§ Work to be completed: Find every line in the records below that holds the word "JSON", and copy each one.
[Start Records for processing]
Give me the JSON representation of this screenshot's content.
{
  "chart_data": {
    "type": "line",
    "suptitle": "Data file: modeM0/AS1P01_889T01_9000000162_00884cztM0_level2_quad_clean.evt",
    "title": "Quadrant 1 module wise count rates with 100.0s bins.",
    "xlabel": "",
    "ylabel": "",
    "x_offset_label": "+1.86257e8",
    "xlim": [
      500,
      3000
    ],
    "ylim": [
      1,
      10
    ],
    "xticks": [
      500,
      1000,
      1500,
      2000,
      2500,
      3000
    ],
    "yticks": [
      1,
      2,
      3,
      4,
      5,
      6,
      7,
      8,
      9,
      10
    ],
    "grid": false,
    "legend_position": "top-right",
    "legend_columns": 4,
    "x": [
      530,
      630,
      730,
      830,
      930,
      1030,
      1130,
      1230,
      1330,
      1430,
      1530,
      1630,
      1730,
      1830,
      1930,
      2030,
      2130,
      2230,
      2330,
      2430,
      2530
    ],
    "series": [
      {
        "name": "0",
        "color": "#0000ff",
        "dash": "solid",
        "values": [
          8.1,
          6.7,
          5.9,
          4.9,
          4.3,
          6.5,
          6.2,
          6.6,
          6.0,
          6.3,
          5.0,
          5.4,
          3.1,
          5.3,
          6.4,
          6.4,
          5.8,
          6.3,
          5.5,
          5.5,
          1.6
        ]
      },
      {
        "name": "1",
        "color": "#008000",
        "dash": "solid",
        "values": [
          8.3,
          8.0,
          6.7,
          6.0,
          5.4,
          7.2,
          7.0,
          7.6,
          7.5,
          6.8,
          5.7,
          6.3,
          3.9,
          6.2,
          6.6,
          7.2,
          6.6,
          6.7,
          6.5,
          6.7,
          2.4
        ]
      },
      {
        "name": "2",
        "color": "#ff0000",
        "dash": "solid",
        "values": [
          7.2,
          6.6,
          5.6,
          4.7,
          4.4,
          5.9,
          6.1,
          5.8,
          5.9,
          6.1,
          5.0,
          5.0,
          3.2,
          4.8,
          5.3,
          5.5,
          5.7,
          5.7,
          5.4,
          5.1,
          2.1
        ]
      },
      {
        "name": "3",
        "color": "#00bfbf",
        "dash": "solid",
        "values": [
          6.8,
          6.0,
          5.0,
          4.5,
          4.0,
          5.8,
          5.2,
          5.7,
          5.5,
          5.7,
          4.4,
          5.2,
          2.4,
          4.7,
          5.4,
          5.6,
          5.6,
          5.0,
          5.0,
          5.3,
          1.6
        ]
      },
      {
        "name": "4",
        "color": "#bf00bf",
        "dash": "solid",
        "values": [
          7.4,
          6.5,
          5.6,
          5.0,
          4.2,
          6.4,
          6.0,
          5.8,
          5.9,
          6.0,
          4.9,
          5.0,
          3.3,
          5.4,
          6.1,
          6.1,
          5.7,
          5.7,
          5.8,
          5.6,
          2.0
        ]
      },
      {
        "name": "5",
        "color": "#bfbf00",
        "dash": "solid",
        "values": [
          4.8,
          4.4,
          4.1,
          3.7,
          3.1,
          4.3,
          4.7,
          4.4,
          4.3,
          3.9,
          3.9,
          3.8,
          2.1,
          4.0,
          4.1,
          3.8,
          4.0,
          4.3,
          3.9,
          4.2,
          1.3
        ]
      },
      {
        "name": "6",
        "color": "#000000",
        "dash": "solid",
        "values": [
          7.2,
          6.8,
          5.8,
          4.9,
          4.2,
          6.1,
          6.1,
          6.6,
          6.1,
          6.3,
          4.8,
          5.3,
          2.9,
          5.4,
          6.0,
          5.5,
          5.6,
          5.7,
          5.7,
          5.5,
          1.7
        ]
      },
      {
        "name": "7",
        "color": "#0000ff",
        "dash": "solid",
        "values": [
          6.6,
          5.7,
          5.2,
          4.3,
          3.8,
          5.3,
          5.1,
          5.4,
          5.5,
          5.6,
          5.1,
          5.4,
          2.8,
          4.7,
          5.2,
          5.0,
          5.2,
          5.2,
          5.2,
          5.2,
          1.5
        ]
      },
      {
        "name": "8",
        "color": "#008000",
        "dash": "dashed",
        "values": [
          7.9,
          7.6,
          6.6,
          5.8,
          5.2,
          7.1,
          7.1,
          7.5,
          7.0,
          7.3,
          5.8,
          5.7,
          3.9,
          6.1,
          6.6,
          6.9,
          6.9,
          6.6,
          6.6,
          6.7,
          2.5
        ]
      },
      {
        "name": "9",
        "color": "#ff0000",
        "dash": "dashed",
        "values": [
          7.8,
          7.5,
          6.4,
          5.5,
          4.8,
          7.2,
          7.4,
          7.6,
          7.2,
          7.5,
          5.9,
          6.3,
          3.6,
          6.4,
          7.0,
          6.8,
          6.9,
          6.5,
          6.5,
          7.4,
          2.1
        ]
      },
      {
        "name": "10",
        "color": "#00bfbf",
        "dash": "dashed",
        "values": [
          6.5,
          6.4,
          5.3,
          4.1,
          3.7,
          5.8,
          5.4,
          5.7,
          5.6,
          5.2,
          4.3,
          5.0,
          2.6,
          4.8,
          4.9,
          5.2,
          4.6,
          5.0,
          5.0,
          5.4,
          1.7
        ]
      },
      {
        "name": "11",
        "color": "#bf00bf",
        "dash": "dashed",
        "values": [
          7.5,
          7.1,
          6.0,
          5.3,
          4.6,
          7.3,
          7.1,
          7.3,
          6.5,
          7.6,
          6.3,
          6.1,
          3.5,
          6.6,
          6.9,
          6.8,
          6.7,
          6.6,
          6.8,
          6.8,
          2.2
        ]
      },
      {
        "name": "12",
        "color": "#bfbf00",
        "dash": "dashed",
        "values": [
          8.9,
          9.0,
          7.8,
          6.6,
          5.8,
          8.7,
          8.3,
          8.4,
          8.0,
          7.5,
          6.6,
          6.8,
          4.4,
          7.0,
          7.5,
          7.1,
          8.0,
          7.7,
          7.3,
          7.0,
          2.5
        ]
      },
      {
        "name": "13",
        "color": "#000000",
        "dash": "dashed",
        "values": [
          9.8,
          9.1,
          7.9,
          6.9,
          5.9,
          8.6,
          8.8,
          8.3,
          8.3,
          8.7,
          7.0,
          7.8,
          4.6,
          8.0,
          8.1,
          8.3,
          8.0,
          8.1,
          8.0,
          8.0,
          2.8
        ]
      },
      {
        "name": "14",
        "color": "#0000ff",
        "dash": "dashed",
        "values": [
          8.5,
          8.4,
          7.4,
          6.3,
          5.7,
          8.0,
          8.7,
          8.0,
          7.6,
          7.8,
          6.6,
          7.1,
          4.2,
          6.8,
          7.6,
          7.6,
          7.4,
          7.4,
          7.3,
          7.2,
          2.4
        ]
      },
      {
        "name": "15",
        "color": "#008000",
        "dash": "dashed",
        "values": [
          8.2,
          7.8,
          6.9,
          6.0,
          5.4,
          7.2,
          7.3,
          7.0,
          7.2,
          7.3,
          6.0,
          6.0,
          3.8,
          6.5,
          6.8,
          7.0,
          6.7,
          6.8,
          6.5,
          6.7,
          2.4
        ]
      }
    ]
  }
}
[End Records for processing]
[Start Records for processing]
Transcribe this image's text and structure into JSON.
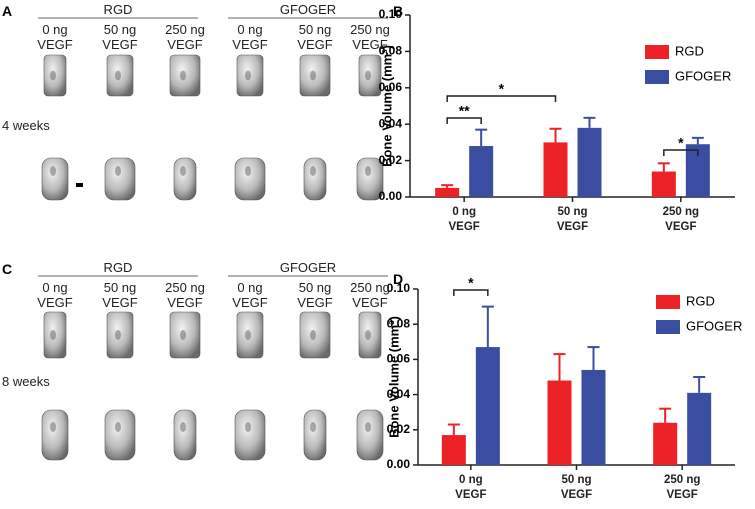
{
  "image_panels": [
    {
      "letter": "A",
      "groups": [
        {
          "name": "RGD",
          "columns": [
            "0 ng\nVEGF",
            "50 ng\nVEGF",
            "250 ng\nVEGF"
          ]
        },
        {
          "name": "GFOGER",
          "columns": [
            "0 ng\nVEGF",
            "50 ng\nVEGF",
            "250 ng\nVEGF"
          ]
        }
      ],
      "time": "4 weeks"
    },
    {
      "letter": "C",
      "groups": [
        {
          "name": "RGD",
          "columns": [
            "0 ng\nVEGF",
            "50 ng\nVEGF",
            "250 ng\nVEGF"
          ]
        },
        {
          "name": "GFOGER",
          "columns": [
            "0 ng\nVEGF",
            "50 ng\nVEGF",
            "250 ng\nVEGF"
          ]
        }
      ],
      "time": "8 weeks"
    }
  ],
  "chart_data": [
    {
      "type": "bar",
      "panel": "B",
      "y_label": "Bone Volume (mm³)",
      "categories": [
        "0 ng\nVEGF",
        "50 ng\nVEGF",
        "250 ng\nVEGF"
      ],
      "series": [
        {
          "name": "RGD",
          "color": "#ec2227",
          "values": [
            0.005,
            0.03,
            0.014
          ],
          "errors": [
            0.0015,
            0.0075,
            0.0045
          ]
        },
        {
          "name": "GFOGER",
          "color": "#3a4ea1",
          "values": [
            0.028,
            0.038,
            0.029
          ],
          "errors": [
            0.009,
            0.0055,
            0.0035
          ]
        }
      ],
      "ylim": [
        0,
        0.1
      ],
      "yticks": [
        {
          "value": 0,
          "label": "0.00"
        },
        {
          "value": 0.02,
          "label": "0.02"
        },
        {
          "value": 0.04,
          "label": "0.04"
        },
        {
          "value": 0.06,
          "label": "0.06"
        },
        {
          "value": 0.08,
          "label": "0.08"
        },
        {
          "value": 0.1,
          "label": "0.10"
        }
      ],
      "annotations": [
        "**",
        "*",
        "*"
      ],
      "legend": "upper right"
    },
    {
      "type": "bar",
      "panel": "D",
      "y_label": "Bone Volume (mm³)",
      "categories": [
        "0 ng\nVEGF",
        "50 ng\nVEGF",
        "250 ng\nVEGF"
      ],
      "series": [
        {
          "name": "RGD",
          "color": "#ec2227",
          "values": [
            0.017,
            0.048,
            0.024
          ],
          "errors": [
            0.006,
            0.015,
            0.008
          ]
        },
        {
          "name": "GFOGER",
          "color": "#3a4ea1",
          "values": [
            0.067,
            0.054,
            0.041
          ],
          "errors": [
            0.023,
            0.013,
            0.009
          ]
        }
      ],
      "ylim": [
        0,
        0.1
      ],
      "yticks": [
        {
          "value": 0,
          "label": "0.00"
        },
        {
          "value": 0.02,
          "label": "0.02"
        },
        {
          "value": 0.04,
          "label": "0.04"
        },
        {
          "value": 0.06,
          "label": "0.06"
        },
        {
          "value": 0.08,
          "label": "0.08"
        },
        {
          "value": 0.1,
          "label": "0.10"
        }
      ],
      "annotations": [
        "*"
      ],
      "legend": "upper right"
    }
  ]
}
[End Records for processing]
§ Response below:
Give me the JSON representation of this screenshot's content.
Transcribe this image's text and structure into JSON.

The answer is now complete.